Records from a data source
━━━━━━
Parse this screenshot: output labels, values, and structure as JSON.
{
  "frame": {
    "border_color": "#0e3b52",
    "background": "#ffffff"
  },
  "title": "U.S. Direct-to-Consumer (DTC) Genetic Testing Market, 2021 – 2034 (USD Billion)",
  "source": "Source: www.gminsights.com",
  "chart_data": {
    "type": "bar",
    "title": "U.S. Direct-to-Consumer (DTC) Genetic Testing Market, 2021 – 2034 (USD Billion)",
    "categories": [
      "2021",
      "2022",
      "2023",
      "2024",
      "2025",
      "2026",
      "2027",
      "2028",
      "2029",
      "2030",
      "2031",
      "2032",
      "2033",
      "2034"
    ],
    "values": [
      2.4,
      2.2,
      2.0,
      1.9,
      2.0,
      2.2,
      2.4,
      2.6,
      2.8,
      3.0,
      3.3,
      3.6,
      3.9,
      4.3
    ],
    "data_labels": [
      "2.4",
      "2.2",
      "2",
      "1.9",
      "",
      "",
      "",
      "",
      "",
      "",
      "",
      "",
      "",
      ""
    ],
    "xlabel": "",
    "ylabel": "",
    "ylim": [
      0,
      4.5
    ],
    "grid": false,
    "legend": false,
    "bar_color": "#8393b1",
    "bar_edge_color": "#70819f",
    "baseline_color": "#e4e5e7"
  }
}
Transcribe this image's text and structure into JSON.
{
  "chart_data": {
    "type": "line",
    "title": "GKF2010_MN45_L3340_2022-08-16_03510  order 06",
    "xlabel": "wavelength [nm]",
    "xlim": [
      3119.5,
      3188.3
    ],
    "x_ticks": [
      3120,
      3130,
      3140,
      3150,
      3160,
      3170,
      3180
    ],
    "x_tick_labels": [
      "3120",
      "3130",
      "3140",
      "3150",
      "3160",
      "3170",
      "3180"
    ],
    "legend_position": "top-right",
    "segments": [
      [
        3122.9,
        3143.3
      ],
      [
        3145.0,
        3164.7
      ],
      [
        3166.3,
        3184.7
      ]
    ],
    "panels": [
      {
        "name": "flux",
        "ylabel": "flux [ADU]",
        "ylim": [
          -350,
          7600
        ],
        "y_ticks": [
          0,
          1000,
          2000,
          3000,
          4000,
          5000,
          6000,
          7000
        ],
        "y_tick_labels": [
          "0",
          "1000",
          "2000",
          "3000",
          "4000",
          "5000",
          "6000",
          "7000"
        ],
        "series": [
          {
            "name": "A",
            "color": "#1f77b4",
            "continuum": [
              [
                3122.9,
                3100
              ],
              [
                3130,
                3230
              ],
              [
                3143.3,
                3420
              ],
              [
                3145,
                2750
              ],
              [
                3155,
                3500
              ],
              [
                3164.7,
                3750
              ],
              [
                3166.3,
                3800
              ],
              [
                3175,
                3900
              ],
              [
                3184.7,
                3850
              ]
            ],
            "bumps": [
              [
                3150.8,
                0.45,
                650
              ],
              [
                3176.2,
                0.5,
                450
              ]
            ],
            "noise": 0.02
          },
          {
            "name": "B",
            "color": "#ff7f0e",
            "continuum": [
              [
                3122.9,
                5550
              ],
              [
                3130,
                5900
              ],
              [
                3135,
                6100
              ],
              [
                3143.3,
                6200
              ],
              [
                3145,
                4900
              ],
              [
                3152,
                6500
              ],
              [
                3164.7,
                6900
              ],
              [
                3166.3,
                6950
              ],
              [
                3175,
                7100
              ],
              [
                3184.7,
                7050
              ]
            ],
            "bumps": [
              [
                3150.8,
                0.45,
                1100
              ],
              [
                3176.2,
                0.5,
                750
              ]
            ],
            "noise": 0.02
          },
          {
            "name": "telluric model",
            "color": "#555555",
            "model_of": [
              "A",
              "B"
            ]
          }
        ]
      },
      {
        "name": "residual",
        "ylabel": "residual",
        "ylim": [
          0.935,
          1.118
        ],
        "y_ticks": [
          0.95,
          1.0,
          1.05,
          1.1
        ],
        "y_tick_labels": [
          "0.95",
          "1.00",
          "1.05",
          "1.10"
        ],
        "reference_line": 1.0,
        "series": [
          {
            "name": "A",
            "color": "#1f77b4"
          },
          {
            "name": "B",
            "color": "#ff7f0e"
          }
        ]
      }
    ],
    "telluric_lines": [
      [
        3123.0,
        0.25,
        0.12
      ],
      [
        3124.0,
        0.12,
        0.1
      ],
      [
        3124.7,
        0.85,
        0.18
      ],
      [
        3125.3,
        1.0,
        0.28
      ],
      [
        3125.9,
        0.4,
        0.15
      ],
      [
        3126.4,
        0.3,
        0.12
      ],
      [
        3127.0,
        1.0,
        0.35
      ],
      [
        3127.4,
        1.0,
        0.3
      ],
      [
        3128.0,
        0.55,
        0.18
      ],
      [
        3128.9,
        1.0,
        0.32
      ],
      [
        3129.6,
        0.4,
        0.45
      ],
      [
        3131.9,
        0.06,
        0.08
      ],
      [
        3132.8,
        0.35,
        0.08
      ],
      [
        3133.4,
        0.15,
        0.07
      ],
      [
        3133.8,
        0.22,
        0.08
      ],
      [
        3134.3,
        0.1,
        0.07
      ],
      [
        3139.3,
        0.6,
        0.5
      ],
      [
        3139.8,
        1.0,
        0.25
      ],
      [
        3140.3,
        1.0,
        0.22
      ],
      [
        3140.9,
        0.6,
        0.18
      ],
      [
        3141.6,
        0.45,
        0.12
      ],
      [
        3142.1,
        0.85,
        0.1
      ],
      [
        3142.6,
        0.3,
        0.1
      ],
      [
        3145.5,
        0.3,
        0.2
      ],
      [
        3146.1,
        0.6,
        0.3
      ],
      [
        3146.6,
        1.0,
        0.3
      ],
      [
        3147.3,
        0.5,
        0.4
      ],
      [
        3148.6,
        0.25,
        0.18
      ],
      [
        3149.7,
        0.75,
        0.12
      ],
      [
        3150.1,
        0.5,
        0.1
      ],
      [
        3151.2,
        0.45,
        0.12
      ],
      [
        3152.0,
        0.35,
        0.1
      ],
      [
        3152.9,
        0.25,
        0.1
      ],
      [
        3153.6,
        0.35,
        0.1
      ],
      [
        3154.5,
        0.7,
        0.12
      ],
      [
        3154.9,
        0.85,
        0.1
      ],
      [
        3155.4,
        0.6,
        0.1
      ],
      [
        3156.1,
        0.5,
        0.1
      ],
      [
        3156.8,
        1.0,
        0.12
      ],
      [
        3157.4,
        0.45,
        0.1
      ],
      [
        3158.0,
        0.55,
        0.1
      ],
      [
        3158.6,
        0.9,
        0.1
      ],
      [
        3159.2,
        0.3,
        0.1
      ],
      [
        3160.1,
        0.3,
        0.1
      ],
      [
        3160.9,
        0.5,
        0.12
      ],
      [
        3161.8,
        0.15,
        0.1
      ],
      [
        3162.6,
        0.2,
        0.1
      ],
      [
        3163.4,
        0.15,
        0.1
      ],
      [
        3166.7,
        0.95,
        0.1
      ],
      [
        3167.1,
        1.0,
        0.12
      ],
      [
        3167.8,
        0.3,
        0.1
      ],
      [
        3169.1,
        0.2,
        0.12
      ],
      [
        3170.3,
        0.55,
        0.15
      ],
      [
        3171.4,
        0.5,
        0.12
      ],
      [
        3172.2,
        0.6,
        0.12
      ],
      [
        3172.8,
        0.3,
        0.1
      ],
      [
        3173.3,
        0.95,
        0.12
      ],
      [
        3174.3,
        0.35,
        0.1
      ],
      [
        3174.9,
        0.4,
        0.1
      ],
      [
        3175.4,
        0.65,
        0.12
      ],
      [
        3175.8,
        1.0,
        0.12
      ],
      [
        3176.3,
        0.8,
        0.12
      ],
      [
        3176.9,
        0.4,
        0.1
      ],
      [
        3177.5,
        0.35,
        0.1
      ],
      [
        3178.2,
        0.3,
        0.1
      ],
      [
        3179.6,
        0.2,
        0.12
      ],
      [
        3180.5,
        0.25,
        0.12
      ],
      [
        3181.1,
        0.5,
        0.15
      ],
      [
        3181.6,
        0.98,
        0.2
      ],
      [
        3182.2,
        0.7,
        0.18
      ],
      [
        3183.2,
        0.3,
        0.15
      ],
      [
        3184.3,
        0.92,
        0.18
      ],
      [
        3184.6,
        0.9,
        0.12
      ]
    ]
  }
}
━━━━━━
Go through the entries above and copy every line containing "values".

Parse this screenshot: output labels, values, and structure as JSON.
    "values": [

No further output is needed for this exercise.